- **WRITTEN PROBLEM**:
Transcribe the records in full, keeping every character as it is.

BEGIN INFORMATION GIVEN

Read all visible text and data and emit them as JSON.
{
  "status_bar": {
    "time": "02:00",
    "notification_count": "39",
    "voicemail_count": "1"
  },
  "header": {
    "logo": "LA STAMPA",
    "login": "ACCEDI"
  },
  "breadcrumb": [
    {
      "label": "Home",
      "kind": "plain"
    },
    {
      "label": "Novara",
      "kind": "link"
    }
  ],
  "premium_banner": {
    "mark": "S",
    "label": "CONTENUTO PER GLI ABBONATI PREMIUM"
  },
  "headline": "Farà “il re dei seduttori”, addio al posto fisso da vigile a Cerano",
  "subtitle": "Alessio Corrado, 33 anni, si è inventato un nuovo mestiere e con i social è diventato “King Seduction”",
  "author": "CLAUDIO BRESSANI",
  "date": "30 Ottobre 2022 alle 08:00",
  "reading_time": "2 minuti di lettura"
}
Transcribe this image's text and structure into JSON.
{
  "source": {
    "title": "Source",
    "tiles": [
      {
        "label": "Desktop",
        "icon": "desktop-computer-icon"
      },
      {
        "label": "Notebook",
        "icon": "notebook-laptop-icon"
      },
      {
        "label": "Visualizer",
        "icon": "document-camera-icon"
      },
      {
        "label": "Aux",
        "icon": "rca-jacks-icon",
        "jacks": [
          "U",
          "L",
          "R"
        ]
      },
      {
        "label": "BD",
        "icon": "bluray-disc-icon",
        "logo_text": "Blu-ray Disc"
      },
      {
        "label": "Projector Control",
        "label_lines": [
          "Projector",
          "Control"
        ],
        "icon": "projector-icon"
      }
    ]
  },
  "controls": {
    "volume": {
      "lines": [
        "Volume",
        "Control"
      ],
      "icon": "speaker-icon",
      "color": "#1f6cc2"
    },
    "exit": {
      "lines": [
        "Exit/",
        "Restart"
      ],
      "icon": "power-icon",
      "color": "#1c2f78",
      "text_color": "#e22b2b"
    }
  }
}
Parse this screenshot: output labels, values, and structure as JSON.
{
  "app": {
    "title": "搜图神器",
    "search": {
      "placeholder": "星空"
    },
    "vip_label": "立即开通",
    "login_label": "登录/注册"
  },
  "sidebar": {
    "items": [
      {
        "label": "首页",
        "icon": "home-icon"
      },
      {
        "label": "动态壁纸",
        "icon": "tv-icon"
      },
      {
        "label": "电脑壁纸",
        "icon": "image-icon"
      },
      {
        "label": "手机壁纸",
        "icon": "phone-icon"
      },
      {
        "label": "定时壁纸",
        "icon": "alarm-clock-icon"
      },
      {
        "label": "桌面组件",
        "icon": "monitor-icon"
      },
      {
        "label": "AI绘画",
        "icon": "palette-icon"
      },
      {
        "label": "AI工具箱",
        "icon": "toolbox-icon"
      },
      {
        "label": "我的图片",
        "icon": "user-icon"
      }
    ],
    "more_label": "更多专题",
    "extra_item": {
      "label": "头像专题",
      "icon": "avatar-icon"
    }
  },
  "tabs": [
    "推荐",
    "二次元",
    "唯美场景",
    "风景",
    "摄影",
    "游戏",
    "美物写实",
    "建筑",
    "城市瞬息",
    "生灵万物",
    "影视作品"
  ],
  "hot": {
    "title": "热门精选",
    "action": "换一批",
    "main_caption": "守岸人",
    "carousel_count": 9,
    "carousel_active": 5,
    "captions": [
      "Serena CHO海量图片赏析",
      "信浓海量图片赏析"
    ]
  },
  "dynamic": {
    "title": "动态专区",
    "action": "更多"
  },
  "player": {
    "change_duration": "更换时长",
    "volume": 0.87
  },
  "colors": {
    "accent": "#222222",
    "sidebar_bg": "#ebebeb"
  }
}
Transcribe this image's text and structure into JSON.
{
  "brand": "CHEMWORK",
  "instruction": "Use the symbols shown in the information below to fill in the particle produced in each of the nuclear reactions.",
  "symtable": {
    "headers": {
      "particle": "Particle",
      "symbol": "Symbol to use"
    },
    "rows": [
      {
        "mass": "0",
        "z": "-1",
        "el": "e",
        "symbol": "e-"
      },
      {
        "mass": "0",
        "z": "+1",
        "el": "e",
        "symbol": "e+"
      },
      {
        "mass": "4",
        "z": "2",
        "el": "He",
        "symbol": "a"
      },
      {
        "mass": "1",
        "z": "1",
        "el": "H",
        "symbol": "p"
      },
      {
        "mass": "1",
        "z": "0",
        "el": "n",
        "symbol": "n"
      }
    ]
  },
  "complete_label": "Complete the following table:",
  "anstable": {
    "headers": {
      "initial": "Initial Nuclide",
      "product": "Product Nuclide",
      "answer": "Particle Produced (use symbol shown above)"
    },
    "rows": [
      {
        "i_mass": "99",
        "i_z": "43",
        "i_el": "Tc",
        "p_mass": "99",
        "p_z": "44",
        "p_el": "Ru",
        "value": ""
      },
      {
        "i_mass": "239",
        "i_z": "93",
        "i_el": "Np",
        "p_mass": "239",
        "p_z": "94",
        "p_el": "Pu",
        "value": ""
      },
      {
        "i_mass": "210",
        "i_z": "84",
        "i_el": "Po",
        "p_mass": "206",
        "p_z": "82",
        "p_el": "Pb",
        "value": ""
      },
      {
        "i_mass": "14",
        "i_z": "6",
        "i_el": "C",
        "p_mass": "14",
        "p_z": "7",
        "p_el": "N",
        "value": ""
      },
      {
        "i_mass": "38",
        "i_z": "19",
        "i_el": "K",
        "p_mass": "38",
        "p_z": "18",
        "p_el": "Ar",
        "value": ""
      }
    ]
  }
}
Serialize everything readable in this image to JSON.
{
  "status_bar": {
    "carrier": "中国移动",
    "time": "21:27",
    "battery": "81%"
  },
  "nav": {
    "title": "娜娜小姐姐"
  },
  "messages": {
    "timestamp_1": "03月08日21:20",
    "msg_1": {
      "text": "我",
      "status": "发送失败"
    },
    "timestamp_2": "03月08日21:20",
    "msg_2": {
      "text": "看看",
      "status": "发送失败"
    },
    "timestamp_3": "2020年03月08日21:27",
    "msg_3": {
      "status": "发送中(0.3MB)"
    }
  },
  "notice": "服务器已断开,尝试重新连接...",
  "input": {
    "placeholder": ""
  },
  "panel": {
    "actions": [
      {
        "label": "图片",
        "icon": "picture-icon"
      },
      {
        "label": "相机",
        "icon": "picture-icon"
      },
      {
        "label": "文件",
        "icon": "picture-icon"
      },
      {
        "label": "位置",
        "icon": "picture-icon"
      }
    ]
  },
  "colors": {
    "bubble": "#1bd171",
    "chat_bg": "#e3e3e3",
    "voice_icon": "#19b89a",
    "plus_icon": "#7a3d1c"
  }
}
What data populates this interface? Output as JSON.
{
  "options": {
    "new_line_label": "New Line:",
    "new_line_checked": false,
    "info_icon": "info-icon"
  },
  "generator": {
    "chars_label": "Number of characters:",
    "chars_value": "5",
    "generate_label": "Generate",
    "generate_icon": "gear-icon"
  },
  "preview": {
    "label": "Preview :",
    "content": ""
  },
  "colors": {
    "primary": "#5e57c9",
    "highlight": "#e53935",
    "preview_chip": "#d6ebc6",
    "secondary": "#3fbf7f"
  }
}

END INFORMATION GIVEN

- **SOLUTION FOR THIS EXERCISE**:
Read all visible text and data and emit them as JSON.
{
  "status_bar": {
    "time": "02:00",
    "notification_count": "39",
    "voicemail_count": "1"
  },
  "header": {
    "logo": "LA STAMPA",
    "login": "ACCEDI"
  },
  "breadcrumb": [
    {
      "label": "Home",
      "kind": "plain"
    },
    {
      "label": "Novara",
      "kind": "link"
    }
  ],
  "premium_banner": {
    "mark": "S",
    "label": "CONTENUTO PER GLI ABBONATI PREMIUM"
  },
  "headline": "Farà “il re dei seduttori”, addio al posto fisso da vigile a Cerano",
  "subtitle": "Alessio Corrado, 33 anni, si è inventato un nuovo mestiere e con i social è diventato “King Seduction”",
  "author": "CLAUDIO BRESSANI",
  "date": "30 Ottobre 2022 alle 08:00",
  "reading_time": "2 minuti di lettura"
}
Transcribe this image's text and structure into JSON.
{
  "source": {
    "title": "Source",
    "tiles": [
      {
        "label": "Desktop",
        "icon": "desktop-computer-icon"
      },
      {
        "label": "Notebook",
        "icon": "notebook-laptop-icon"
      },
      {
        "label": "Visualizer",
        "icon": "document-camera-icon"
      },
      {
        "label": "Aux",
        "icon": "rca-jacks-icon",
        "jacks": [
          "U",
          "L",
          "R"
        ]
      },
      {
        "label": "BD",
        "icon": "bluray-disc-icon",
        "logo_text": "Blu-ray Disc"
      },
      {
        "label": "Projector Control",
        "label_lines": [
          "Projector",
          "Control"
        ],
        "icon": "projector-icon"
      }
    ]
  },
  "controls": {
    "volume": {
      "lines": [
        "Volume",
        "Control"
      ],
      "icon": "speaker-icon",
      "color": "#1f6cc2"
    },
    "exit": {
      "lines": [
        "Exit/",
        "Restart"
      ],
      "icon": "power-icon",
      "color": "#1c2f78",
      "text_color": "#e22b2b"
    }
  }
}
Parse this screenshot: output labels, values, and structure as JSON.
{
  "app": {
    "title": "搜图神器",
    "search": {
      "placeholder": "星空"
    },
    "vip_label": "立即开通",
    "login_label": "登录/注册"
  },
  "sidebar": {
    "items": [
      {
        "label": "首页",
        "icon": "home-icon"
      },
      {
        "label": "动态壁纸",
        "icon": "tv-icon"
      },
      {
        "label": "电脑壁纸",
        "icon": "image-icon"
      },
      {
        "label": "手机壁纸",
        "icon": "phone-icon"
      },
      {
        "label": "定时壁纸",
        "icon": "alarm-clock-icon"
      },
      {
        "label": "桌面组件",
        "icon": "monitor-icon"
      },
      {
        "label": "AI绘画",
        "icon": "palette-icon"
      },
      {
        "label": "AI工具箱",
        "icon": "toolbox-icon"
      },
      {
        "label": "我的图片",
        "icon": "user-icon"
      }
    ],
    "more_label": "更多专题",
    "extra_item": {
      "label": "头像专题",
      "icon": "avatar-icon"
    }
  },
  "tabs": [
    "推荐",
    "二次元",
    "唯美场景",
    "风景",
    "摄影",
    "游戏",
    "美物写实",
    "建筑",
    "城市瞬息",
    "生灵万物",
    "影视作品"
  ],
  "hot": {
    "title": "热门精选",
    "action": "换一批",
    "main_caption": "守岸人",
    "carousel_count": 9,
    "carousel_active": 5,
    "captions": [
      "Serena CHO海量图片赏析",
      "信浓海量图片赏析"
    ]
  },
  "dynamic": {
    "title": "动态专区",
    "action": "更多"
  },
  "player": {
    "change_duration": "更换时长",
    "volume": 0.87
  },
  "colors": {
    "accent": "#222222",
    "sidebar_bg": "#ebebeb"
  }
}
Transcribe this image's text and structure into JSON.
{
  "brand": "CHEMWORK",
  "instruction": "Use the symbols shown in the information below to fill in the particle produced in each of the nuclear reactions.",
  "symtable": {
    "headers": {
      "particle": "Particle",
      "symbol": "Symbol to use"
    },
    "rows": [
      {
        "mass": "0",
        "z": "-1",
        "el": "e",
        "symbol": "e-"
      },
      {
        "mass": "0",
        "z": "+1",
        "el": "e",
        "symbol": "e+"
      },
      {
        "mass": "4",
        "z": "2",
        "el": "He",
        "symbol": "a"
      },
      {
        "mass": "1",
        "z": "1",
        "el": "H",
        "symbol": "p"
      },
      {
        "mass": "1",
        "z": "0",
        "el": "n",
        "symbol": "n"
      }
    ]
  },
  "complete_label": "Complete the following table:",
  "anstable": {
    "headers": {
      "initial": "Initial Nuclide",
      "product": "Product Nuclide",
      "answer": "Particle Produced (use symbol shown above)"
    },
    "rows": [
      {
        "i_mass": "99",
        "i_z": "43",
        "i_el": "Tc",
        "p_mass": "99",
        "p_z": "44",
        "p_el": "Ru",
        "value": ""
      },
      {
        "i_mass": "239",
        "i_z": "93",
        "i_el": "Np",
        "p_mass": "239",
        "p_z": "94",
        "p_el": "Pu",
        "value": ""
      },
      {
        "i_mass": "210",
        "i_z": "84",
        "i_el": "Po",
        "p_mass": "206",
        "p_z": "82",
        "p_el": "Pb",
        "value": ""
      },
      {
        "i_mass": "14",
        "i_z": "6",
        "i_el": "C",
        "p_mass": "14",
        "p_z": "7",
        "p_el": "N",
        "value": ""
      },
      {
        "i_mass": "38",
        "i_z": "19",
        "i_el": "K",
        "p_mass": "38",
        "p_z": "18",
        "p_el": "Ar",
        "value": ""
      }
    ]
  }
}
Serialize everything readable in this image to JSON.
{
  "status_bar": {
    "carrier": "中国移动",
    "time": "21:27",
    "battery": "81%"
  },
  "nav": {
    "title": "娜娜小姐姐"
  },
  "messages": {
    "timestamp_1": "03月08日21:20",
    "msg_1": {
      "text": "我",
      "status": "发送失败"
    },
    "timestamp_2": "03月08日21:20",
    "msg_2": {
      "text": "看看",
      "status": "发送失败"
    },
    "timestamp_3": "2020年03月08日21:27",
    "msg_3": {
      "status": "发送中(0.3MB)"
    }
  },
  "notice": "服务器已断开,尝试重新连接...",
  "input": {
    "placeholder": ""
  },
  "panel": {
    "actions": [
      {
        "label": "图片",
        "icon": "picture-icon"
      },
      {
        "label": "相机",
        "icon": "picture-icon"
      },
      {
        "label": "文件",
        "icon": "picture-icon"
      },
      {
        "label": "位置",
        "icon": "picture-icon"
      }
    ]
  },
  "colors": {
    "bubble": "#1bd171",
    "chat_bg": "#e3e3e3",
    "voice_icon": "#19b89a",
    "plus_icon": "#7a3d1c"
  }
}
What data populates this interface? Output as JSON.
{
  "options": {
    "new_line_label": "New Line:",
    "new_line_checked": false,
    "info_icon": "info-icon"
  },
  "generator": {
    "chars_label": "Number of characters:",
    "chars_value": "5",
    "generate_label": "Generate",
    "generate_icon": "gear-icon"
  },
  "preview": {
    "label": "Preview :",
    "content": ""
  },
  "colors": {
    "primary": "#5e57c9",
    "highlight": "#e53935",
    "preview_chip": "#d6ebc6",
    "secondary": "#3fbf7f"
  }
}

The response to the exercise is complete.